• Material provided:
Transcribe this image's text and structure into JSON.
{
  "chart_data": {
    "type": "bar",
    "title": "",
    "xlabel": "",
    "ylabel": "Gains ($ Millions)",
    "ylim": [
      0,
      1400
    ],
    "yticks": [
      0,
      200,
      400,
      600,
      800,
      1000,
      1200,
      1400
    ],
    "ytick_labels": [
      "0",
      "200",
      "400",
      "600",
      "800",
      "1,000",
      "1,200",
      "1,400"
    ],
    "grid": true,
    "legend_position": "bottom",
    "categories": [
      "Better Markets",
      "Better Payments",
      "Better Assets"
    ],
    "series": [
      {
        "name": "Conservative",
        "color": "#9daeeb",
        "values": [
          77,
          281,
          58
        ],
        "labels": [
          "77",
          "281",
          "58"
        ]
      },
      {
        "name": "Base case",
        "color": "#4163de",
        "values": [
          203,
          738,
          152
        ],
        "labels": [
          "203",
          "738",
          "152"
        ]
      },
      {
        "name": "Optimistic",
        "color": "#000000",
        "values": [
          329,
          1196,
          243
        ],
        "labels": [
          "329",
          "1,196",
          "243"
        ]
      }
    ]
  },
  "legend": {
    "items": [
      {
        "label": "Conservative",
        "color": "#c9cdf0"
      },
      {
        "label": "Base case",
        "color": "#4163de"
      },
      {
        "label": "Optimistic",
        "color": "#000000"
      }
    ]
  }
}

• The exercise: Filter the records above for lines containing the word "Conservative", and copy those lines.

• Output:
        "name": "Conservative",
        "label": "Conservative",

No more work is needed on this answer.